*WORK REQUIRED*.
Output all the material that follows, exactly as given.

*DATA SUPPLIED*.
## BEGIN

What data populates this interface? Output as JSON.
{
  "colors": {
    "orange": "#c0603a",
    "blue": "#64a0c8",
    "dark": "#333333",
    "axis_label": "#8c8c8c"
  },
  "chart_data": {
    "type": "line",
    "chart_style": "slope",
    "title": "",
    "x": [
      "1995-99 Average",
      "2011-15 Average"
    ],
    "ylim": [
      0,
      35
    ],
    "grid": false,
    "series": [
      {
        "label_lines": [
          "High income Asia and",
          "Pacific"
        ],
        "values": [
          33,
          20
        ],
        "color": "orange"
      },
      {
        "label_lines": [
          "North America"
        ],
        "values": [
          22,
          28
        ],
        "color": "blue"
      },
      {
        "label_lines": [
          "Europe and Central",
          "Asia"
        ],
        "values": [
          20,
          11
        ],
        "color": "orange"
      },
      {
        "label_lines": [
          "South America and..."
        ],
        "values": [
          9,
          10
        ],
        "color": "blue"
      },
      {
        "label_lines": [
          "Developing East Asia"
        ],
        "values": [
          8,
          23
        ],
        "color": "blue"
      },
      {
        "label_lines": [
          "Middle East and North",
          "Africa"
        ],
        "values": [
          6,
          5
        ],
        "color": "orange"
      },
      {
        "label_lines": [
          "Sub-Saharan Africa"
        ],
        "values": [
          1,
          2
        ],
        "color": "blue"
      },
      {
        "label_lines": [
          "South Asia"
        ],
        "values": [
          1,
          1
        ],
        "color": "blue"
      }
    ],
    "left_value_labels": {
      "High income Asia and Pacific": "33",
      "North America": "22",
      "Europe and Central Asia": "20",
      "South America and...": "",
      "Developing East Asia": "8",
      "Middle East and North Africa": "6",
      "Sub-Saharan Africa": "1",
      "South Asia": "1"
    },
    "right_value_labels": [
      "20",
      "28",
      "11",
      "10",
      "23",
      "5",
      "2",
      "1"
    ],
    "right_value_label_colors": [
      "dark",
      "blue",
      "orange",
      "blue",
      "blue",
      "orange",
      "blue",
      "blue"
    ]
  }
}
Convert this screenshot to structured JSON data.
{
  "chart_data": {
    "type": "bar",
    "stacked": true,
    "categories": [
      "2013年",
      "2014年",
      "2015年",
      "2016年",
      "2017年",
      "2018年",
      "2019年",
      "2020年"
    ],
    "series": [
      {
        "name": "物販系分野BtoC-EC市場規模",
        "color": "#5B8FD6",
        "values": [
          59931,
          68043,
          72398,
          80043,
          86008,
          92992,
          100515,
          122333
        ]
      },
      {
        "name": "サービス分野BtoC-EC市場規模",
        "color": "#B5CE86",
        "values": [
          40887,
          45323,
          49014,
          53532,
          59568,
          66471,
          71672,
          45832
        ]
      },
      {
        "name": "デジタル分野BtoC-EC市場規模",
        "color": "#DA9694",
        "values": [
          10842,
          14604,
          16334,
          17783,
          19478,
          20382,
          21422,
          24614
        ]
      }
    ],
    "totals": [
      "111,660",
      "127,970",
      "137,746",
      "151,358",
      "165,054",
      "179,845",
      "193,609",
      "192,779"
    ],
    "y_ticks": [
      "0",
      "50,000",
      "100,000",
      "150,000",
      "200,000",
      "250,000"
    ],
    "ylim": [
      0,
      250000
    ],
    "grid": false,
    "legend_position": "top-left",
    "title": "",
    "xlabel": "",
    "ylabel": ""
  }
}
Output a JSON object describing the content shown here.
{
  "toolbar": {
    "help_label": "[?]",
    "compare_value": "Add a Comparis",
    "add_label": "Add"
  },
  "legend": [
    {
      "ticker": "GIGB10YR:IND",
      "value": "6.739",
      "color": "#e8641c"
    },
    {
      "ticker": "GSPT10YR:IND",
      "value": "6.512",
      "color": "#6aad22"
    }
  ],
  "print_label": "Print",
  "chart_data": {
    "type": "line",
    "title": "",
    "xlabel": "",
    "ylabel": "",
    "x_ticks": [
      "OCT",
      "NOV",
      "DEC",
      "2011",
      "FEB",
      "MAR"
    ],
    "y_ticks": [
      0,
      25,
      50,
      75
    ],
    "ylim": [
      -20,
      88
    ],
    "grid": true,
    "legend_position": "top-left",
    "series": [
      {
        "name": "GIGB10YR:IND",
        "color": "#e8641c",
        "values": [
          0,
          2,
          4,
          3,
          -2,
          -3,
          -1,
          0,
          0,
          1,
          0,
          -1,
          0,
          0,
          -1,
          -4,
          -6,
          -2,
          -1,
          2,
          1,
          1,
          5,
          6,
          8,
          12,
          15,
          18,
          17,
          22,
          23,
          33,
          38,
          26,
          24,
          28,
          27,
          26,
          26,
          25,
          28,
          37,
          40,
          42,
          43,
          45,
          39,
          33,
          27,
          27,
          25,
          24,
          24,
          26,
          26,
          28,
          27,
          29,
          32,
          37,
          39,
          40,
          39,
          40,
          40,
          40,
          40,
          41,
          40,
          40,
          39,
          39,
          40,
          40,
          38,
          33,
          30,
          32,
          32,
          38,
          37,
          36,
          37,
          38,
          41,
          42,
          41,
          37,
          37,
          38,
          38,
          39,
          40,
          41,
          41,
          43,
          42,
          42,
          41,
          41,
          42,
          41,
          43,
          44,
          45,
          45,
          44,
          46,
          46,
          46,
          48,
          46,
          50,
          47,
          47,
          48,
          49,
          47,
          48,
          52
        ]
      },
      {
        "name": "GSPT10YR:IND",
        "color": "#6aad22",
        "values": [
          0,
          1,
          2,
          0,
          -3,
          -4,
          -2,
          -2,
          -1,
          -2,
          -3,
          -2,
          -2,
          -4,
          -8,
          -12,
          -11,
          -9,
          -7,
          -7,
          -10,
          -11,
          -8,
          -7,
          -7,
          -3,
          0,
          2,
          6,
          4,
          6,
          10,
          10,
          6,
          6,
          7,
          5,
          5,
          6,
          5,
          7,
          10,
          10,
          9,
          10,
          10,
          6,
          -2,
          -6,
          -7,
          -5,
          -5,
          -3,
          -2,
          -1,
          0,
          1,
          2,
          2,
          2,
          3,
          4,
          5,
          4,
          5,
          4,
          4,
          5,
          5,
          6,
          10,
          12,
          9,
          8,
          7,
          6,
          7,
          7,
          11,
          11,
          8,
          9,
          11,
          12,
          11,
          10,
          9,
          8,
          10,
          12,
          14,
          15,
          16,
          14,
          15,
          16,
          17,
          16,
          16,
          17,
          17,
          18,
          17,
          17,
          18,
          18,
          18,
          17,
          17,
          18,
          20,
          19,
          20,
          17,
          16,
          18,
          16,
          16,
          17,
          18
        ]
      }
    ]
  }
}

## END

*FINAL RESULT*.
What data populates this interface? Output as JSON.
{
  "colors": {
    "orange": "#c0603a",
    "blue": "#64a0c8",
    "dark": "#333333",
    "axis_label": "#8c8c8c"
  },
  "chart_data": {
    "type": "line",
    "chart_style": "slope",
    "title": "",
    "x": [
      "1995-99 Average",
      "2011-15 Average"
    ],
    "ylim": [
      0,
      35
    ],
    "grid": false,
    "series": [
      {
        "label_lines": [
          "High income Asia and",
          "Pacific"
        ],
        "values": [
          33,
          20
        ],
        "color": "orange"
      },
      {
        "label_lines": [
          "North America"
        ],
        "values": [
          22,
          28
        ],
        "color": "blue"
      },
      {
        "label_lines": [
          "Europe and Central",
          "Asia"
        ],
        "values": [
          20,
          11
        ],
        "color": "orange"
      },
      {
        "label_lines": [
          "South America and..."
        ],
        "values": [
          9,
          10
        ],
        "color": "blue"
      },
      {
        "label_lines": [
          "Developing East Asia"
        ],
        "values": [
          8,
          23
        ],
        "color": "blue"
      },
      {
        "label_lines": [
          "Middle East and North",
          "Africa"
        ],
        "values": [
          6,
          5
        ],
        "color": "orange"
      },
      {
        "label_lines": [
          "Sub-Saharan Africa"
        ],
        "values": [
          1,
          2
        ],
        "color": "blue"
      },
      {
        "label_lines": [
          "South Asia"
        ],
        "values": [
          1,
          1
        ],
        "color": "blue"
      }
    ],
    "left_value_labels": {
      "High income Asia and Pacific": "33",
      "North America": "22",
      "Europe and Central Asia": "20",
      "South America and...": "",
      "Developing East Asia": "8",
      "Middle East and North Africa": "6",
      "Sub-Saharan Africa": "1",
      "South Asia": "1"
    },
    "right_value_labels": [
      "20",
      "28",
      "11",
      "10",
      "23",
      "5",
      "2",
      "1"
    ],
    "right_value_label_colors": [
      "dark",
      "blue",
      "orange",
      "blue",
      "blue",
      "orange",
      "blue",
      "blue"
    ]
  }
}
Convert this screenshot to structured JSON data.
{
  "chart_data": {
    "type": "bar",
    "stacked": true,
    "categories": [
      "2013年",
      "2014年",
      "2015年",
      "2016年",
      "2017年",
      "2018年",
      "2019年",
      "2020年"
    ],
    "series": [
      {
        "name": "物販系分野BtoC-EC市場規模",
        "color": "#5B8FD6",
        "values": [
          59931,
          68043,
          72398,
          80043,
          86008,
          92992,
          100515,
          122333
        ]
      },
      {
        "name": "サービス分野BtoC-EC市場規模",
        "color": "#B5CE86",
        "values": [
          40887,
          45323,
          49014,
          53532,
          59568,
          66471,
          71672,
          45832
        ]
      },
      {
        "name": "デジタル分野BtoC-EC市場規模",
        "color": "#DA9694",
        "values": [
          10842,
          14604,
          16334,
          17783,
          19478,
          20382,
          21422,
          24614
        ]
      }
    ],
    "totals": [
      "111,660",
      "127,970",
      "137,746",
      "151,358",
      "165,054",
      "179,845",
      "193,609",
      "192,779"
    ],
    "y_ticks": [
      "0",
      "50,000",
      "100,000",
      "150,000",
      "200,000",
      "250,000"
    ],
    "ylim": [
      0,
      250000
    ],
    "grid": false,
    "legend_position": "top-left",
    "title": "",
    "xlabel": "",
    "ylabel": ""
  }
}
Output a JSON object describing the content shown here.
{
  "toolbar": {
    "help_label": "[?]",
    "compare_value": "Add a Comparis",
    "add_label": "Add"
  },
  "legend": [
    {
      "ticker": "GIGB10YR:IND",
      "value": "6.739",
      "color": "#e8641c"
    },
    {
      "ticker": "GSPT10YR:IND",
      "value": "6.512",
      "color": "#6aad22"
    }
  ],
  "print_label": "Print",
  "chart_data": {
    "type": "line",
    "title": "",
    "xlabel": "",
    "ylabel": "",
    "x_ticks": [
      "OCT",
      "NOV",
      "DEC",
      "2011",
      "FEB",
      "MAR"
    ],
    "y_ticks": [
      0,
      25,
      50,
      75
    ],
    "ylim": [
      -20,
      88
    ],
    "grid": true,
    "legend_position": "top-left",
    "series": [
      {
        "name": "GIGB10YR:IND",
        "color": "#e8641c",
        "values": [
          0,
          2,
          4,
          3,
          -2,
          -3,
          -1,
          0,
          0,
          1,
          0,
          -1,
          0,
          0,
          -1,
          -4,
          -6,
          -2,
          -1,
          2,
          1,
          1,
          5,
          6,
          8,
          12,
          15,
          18,
          17,
          22,
          23,
          33,
          38,
          26,
          24,
          28,
          27,
          26,
          26,
          25,
          28,
          37,
          40,
          42,
          43,
          45,
          39,
          33,
          27,
          27,
          25,
          24,
          24,
          26,
          26,
          28,
          27,
          29,
          32,
          37,
          39,
          40,
          39,
          40,
          40,
          40,
          40,
          41,
          40,
          40,
          39,
          39,
          40,
          40,
          38,
          33,
          30,
          32,
          32,
          38,
          37,
          36,
          37,
          38,
          41,
          42,
          41,
          37,
          37,
          38,
          38,
          39,
          40,
          41,
          41,
          43,
          42,
          42,
          41,
          41,
          42,
          41,
          43,
          44,
          45,
          45,
          44,
          46,
          46,
          46,
          48,
          46,
          50,
          47,
          47,
          48,
          49,
          47,
          48,
          52
        ]
      },
      {
        "name": "GSPT10YR:IND",
        "color": "#6aad22",
        "values": [
          0,
          1,
          2,
          0,
          -3,
          -4,
          -2,
          -2,
          -1,
          -2,
          -3,
          -2,
          -2,
          -4,
          -8,
          -12,
          -11,
          -9,
          -7,
          -7,
          -10,
          -11,
          -8,
          -7,
          -7,
          -3,
          0,
          2,
          6,
          4,
          6,
          10,
          10,
          6,
          6,
          7,
          5,
          5,
          6,
          5,
          7,
          10,
          10,
          9,
          10,
          10,
          6,
          -2,
          -6,
          -7,
          -5,
          -5,
          -3,
          -2,
          -1,
          0,
          1,
          2,
          2,
          2,
          3,
          4,
          5,
          4,
          5,
          4,
          4,
          5,
          5,
          6,
          10,
          12,
          9,
          8,
          7,
          6,
          7,
          7,
          11,
          11,
          8,
          9,
          11,
          12,
          11,
          10,
          9,
          8,
          10,
          12,
          14,
          15,
          16,
          14,
          15,
          16,
          17,
          16,
          16,
          17,
          17,
          18,
          17,
          17,
          18,
          18,
          18,
          17,
          17,
          18,
          20,
          19,
          20,
          17,
          16,
          18,
          16,
          16,
          17,
          18
        ]
      }
    ]
  }
}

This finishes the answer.